:: RECORDS FOR THIS TASK ::
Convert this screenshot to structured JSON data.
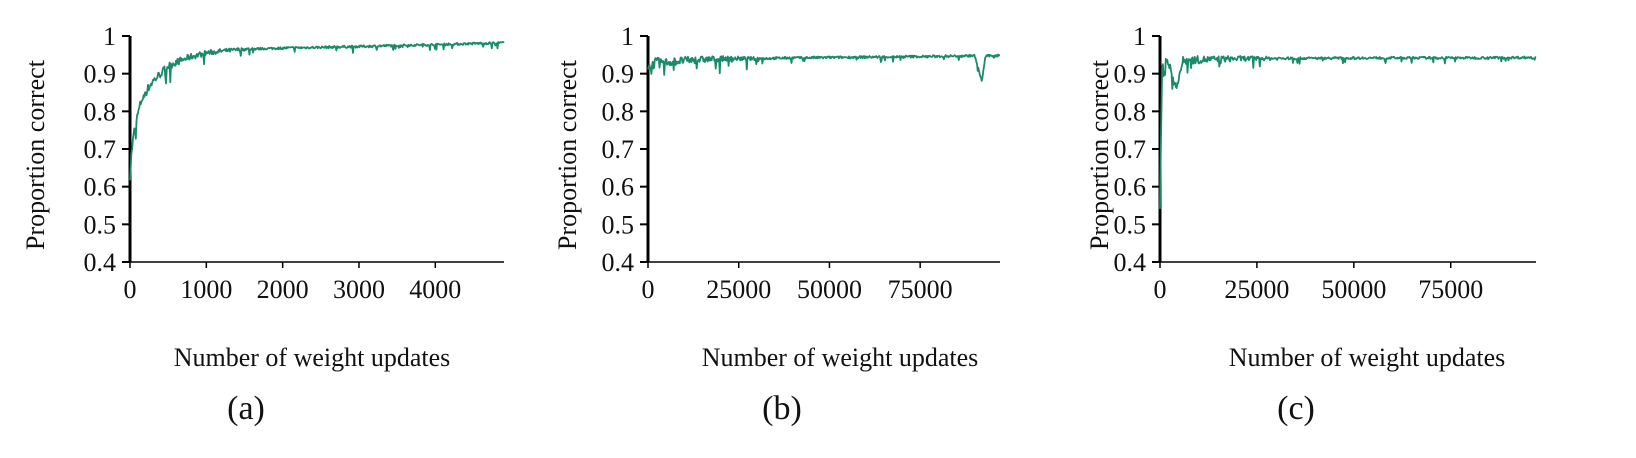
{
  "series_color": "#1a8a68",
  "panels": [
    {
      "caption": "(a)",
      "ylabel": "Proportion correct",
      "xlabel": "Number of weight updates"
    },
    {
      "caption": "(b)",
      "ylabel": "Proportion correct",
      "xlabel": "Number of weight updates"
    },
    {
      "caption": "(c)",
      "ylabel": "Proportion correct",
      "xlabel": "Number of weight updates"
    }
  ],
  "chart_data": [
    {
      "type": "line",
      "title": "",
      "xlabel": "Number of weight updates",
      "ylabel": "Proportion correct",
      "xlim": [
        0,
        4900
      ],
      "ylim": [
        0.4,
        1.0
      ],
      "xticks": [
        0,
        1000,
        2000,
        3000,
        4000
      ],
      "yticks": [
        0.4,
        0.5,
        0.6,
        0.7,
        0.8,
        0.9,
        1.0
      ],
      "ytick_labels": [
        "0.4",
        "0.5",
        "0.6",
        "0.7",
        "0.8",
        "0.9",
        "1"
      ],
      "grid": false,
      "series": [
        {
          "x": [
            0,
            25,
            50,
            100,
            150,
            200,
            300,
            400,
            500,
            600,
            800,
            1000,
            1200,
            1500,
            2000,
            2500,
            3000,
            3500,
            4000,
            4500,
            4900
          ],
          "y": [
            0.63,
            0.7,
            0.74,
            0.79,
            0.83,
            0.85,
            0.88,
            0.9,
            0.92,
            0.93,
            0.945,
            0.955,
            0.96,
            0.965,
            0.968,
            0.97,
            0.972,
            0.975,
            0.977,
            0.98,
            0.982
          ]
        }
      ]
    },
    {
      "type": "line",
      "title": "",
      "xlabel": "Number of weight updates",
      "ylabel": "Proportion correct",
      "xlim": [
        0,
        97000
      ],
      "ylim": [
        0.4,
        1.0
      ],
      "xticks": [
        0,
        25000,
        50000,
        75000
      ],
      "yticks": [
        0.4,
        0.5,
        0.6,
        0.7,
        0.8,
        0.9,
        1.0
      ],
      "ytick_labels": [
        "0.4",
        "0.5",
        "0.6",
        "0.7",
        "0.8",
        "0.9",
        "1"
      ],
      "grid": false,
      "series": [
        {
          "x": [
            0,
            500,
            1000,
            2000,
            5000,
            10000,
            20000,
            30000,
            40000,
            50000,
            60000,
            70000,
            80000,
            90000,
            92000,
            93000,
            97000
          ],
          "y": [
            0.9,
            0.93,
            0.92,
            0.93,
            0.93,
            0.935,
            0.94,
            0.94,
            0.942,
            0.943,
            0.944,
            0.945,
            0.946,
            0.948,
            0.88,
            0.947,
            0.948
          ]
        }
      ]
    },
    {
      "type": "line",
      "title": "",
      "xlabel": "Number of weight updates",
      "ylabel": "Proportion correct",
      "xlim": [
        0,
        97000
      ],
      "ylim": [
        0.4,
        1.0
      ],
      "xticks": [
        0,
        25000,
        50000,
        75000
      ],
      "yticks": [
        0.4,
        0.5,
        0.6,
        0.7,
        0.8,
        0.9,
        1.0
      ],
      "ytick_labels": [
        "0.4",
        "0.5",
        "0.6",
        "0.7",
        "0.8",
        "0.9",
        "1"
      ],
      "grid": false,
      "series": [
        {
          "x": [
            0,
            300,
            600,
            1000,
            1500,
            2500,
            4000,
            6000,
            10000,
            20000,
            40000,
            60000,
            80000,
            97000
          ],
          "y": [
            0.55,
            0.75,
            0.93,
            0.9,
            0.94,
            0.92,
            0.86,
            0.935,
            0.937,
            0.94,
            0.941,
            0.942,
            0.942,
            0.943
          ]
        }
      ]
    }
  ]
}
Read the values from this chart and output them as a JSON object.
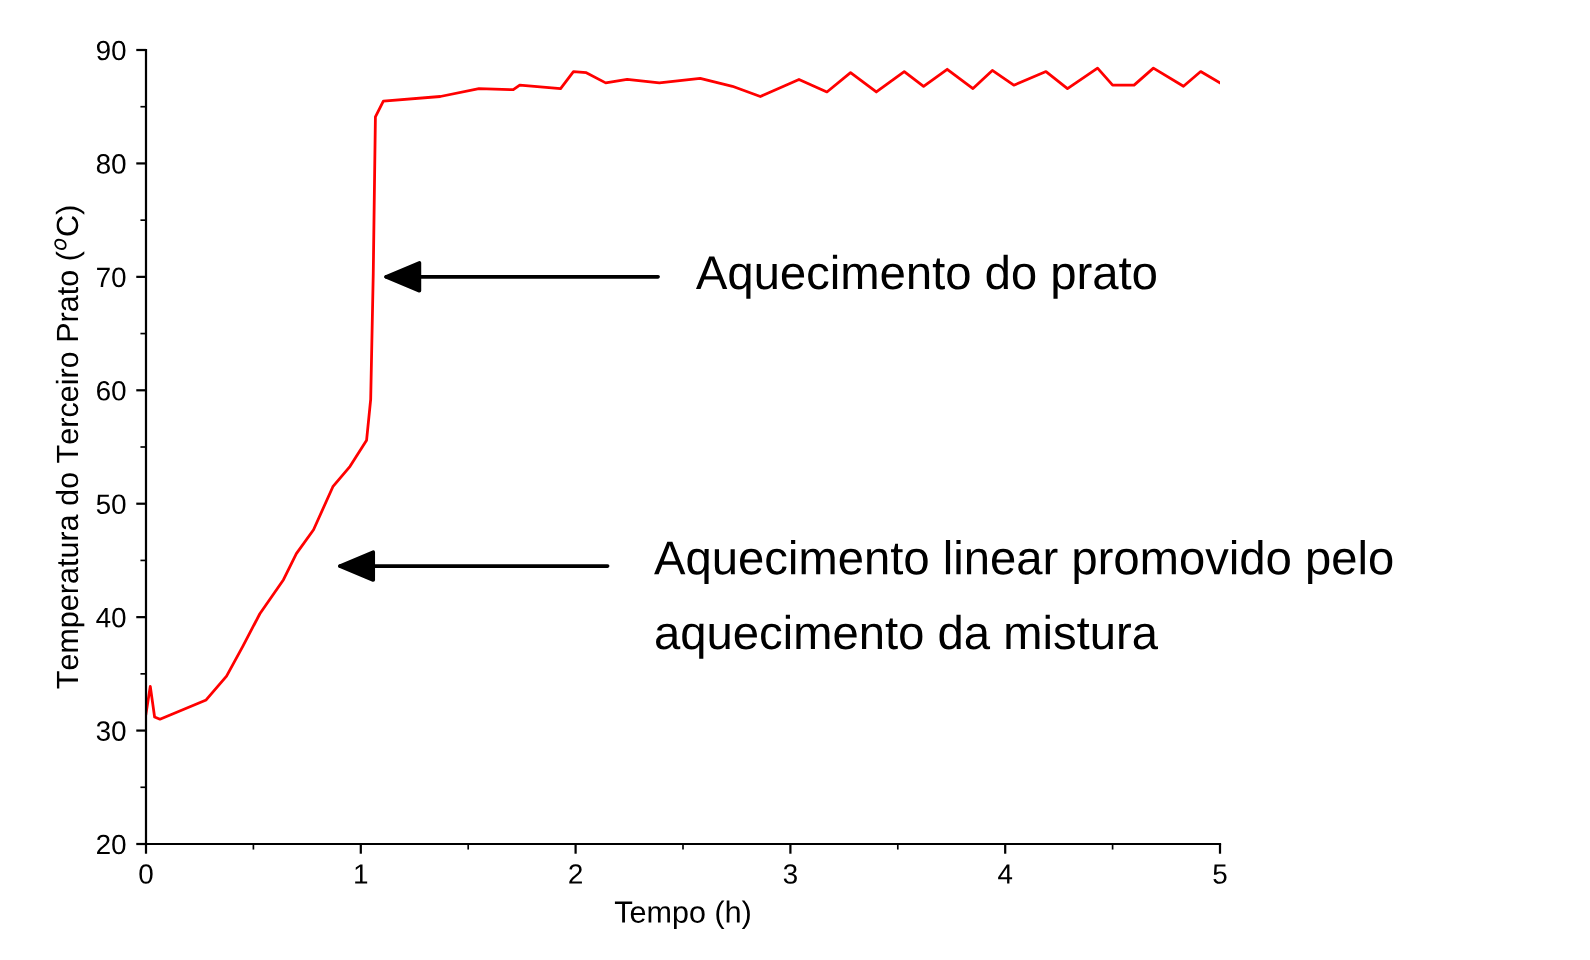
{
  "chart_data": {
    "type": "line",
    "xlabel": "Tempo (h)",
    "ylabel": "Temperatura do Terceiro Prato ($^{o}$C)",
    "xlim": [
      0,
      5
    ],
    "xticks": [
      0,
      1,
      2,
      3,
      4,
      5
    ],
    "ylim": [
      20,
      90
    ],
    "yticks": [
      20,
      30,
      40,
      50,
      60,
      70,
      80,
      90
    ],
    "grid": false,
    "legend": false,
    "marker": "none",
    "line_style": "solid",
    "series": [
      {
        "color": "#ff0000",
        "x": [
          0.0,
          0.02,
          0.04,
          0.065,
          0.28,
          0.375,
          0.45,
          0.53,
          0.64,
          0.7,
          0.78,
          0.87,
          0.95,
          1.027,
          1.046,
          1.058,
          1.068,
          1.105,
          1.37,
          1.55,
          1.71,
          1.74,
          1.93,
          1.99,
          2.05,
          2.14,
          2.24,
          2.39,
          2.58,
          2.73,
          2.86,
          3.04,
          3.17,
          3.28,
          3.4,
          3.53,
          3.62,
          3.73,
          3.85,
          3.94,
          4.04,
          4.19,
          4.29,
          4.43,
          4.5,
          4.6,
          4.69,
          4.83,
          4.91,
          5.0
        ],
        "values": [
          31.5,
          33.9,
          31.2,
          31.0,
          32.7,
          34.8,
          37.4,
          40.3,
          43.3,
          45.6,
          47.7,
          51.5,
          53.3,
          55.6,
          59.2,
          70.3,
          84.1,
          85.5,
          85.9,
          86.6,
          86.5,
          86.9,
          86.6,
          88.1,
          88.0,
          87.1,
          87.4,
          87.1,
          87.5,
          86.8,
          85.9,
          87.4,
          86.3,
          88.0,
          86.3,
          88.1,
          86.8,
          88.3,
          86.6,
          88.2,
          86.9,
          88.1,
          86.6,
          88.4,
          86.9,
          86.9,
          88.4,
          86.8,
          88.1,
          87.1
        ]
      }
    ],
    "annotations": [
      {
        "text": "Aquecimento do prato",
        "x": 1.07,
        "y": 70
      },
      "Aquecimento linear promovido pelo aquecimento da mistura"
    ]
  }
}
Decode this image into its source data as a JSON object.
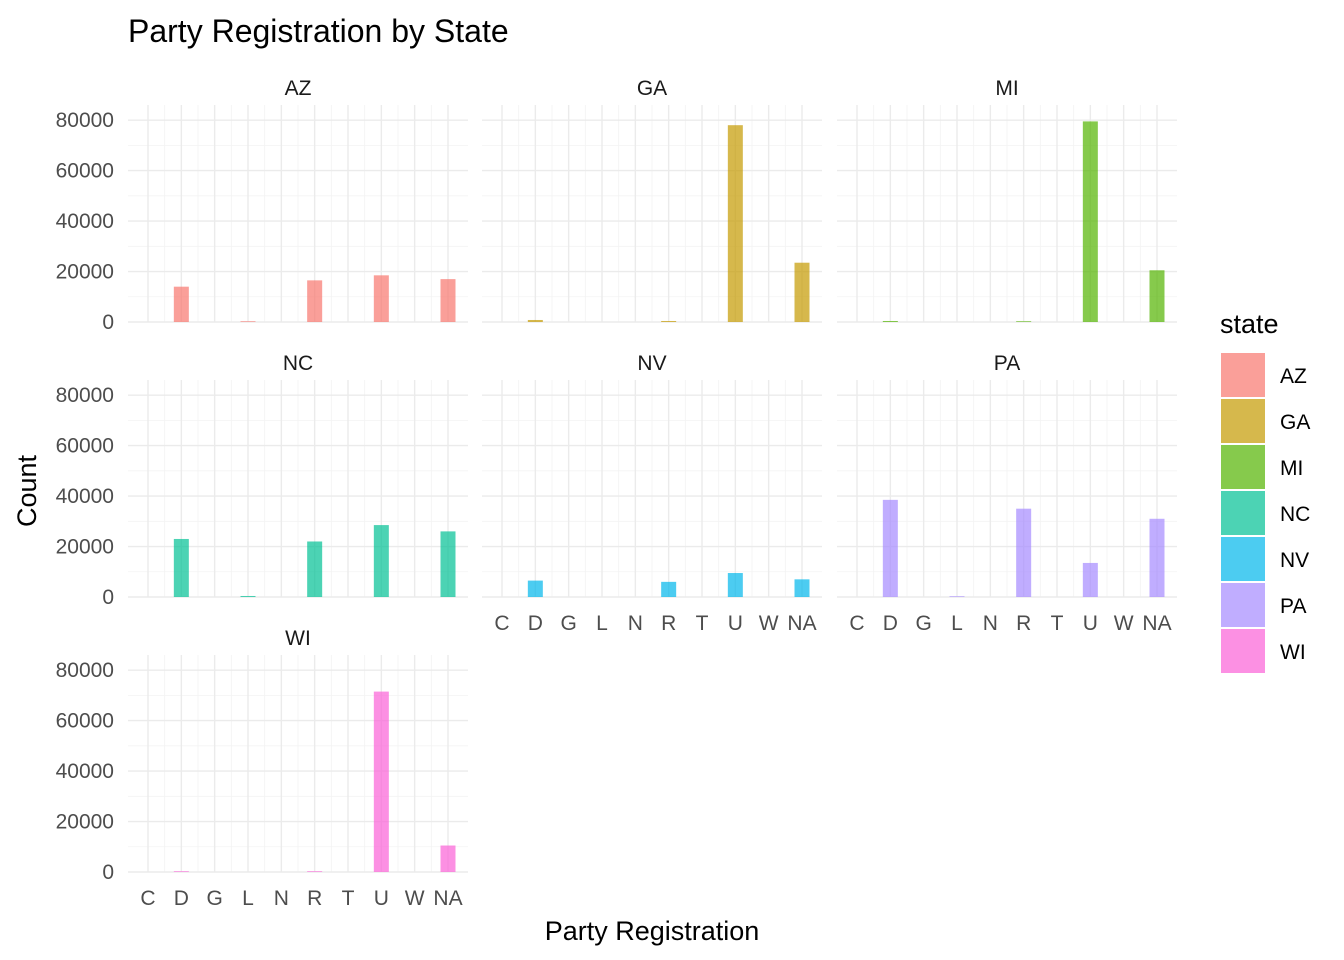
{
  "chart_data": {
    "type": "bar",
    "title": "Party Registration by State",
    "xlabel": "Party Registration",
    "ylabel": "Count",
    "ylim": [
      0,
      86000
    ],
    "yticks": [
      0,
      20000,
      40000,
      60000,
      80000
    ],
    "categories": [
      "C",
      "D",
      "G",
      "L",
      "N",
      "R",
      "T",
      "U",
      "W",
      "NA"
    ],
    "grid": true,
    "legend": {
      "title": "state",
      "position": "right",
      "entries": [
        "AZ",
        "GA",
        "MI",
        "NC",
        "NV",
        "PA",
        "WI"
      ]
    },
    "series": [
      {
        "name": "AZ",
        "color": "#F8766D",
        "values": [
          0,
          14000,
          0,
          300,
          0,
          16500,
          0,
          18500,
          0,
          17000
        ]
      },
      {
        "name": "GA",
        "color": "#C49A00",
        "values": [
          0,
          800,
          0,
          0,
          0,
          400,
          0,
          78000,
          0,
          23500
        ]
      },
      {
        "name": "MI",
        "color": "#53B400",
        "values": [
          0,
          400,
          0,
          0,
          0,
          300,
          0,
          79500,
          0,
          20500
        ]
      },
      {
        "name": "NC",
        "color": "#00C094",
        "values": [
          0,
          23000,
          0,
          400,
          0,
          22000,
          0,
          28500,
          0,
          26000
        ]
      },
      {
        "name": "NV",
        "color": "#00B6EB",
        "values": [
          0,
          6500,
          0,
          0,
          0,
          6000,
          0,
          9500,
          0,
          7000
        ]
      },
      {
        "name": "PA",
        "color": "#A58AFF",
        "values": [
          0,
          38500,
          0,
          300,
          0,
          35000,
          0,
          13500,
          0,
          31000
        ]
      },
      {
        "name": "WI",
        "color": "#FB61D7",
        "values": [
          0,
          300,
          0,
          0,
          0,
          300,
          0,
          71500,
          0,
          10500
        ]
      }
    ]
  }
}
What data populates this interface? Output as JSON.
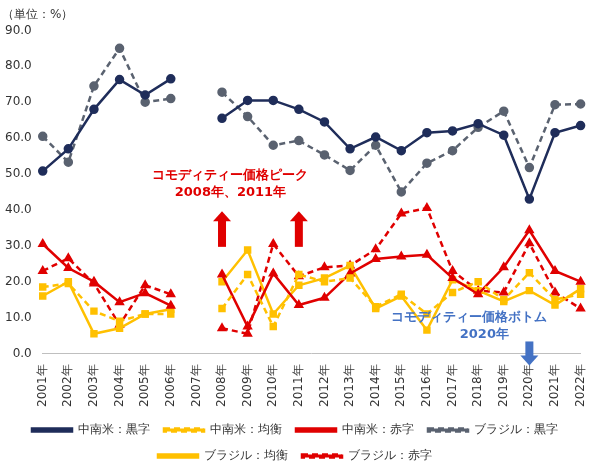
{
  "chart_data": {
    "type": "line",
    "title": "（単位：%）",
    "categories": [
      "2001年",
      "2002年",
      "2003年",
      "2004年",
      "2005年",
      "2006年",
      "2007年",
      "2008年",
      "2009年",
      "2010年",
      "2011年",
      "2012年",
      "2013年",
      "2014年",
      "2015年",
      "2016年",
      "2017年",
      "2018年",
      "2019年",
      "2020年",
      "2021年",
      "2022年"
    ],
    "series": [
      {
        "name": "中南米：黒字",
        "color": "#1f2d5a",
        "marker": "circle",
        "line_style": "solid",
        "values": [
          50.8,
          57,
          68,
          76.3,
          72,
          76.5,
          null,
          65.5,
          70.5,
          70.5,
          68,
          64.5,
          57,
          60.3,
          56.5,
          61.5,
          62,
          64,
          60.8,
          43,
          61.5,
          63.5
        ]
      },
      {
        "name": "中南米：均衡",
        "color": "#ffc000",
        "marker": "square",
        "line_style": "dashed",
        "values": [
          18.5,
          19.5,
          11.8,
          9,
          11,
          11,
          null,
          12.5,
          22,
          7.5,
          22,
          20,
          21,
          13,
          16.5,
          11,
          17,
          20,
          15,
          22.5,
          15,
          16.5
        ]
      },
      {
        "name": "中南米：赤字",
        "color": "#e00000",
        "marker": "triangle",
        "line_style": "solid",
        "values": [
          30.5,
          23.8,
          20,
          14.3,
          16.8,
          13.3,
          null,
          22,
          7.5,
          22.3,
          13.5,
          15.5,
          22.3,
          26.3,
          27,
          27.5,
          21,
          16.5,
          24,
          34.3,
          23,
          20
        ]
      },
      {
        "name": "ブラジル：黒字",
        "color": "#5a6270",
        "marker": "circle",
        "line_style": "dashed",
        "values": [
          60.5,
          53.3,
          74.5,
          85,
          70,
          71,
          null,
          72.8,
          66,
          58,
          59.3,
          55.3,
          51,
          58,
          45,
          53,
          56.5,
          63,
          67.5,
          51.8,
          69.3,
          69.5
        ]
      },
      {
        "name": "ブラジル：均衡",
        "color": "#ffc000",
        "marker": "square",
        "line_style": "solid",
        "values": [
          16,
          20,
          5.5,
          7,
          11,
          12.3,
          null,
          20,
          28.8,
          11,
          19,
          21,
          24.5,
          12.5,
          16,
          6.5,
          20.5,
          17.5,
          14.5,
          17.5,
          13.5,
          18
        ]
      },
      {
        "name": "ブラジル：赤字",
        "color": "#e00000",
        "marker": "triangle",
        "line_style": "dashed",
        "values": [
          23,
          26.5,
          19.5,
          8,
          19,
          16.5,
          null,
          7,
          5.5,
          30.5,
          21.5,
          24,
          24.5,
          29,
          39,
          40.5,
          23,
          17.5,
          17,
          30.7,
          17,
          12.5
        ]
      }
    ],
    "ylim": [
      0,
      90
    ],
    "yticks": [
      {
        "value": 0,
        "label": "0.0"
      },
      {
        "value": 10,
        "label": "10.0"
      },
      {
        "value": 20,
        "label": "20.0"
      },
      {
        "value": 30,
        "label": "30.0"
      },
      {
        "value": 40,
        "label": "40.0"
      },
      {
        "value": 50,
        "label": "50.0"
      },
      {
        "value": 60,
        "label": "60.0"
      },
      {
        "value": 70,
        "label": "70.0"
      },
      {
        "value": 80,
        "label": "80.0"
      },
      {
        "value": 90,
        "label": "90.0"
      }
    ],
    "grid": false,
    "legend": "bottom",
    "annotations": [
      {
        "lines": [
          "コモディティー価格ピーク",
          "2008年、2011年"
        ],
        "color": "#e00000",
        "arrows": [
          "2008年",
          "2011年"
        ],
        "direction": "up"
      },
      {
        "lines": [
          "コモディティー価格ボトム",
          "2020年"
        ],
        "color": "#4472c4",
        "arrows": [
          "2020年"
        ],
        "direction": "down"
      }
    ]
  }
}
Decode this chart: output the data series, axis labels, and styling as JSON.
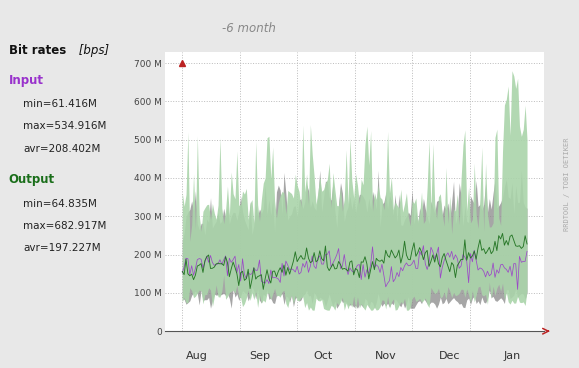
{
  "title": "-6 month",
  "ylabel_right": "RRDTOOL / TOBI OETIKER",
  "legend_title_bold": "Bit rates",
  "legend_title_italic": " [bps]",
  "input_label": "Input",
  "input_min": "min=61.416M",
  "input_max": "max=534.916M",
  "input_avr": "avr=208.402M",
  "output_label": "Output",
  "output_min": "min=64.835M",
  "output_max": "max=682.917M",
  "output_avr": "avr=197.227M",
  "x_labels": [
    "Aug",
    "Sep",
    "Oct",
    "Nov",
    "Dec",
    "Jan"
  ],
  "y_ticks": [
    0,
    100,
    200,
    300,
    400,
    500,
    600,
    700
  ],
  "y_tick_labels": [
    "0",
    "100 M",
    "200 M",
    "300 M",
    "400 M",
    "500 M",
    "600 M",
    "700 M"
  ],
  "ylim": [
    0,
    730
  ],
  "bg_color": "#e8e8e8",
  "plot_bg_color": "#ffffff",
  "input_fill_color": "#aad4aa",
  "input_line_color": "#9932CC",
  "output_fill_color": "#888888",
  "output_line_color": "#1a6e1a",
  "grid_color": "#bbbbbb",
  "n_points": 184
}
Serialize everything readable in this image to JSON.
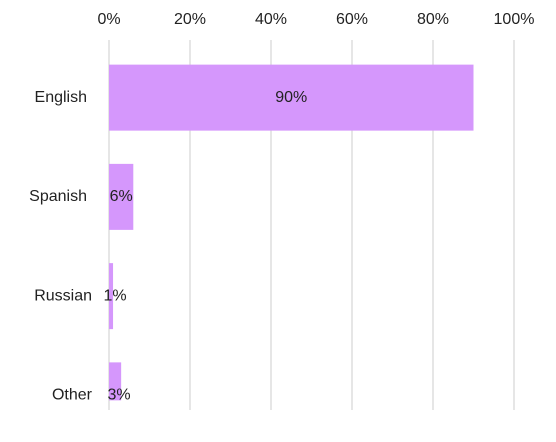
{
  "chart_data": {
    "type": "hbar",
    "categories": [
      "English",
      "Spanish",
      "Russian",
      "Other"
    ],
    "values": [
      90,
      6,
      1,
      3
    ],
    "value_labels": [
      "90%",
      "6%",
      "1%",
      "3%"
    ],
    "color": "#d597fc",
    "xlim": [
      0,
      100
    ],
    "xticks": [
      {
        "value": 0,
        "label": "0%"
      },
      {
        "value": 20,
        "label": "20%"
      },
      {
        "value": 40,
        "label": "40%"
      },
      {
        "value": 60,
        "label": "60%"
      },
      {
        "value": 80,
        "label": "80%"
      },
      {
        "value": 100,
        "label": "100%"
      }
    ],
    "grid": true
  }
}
:::
▶ [WORK REQUIRED]:
List the lines of the material in which the word "Aquecimento" occurs.

▶ [COMPLETED EXERCISE]:
        "text": "Aquecimento do prato",
      "Aquecimento linear promovido pelo aquecimento da mistura"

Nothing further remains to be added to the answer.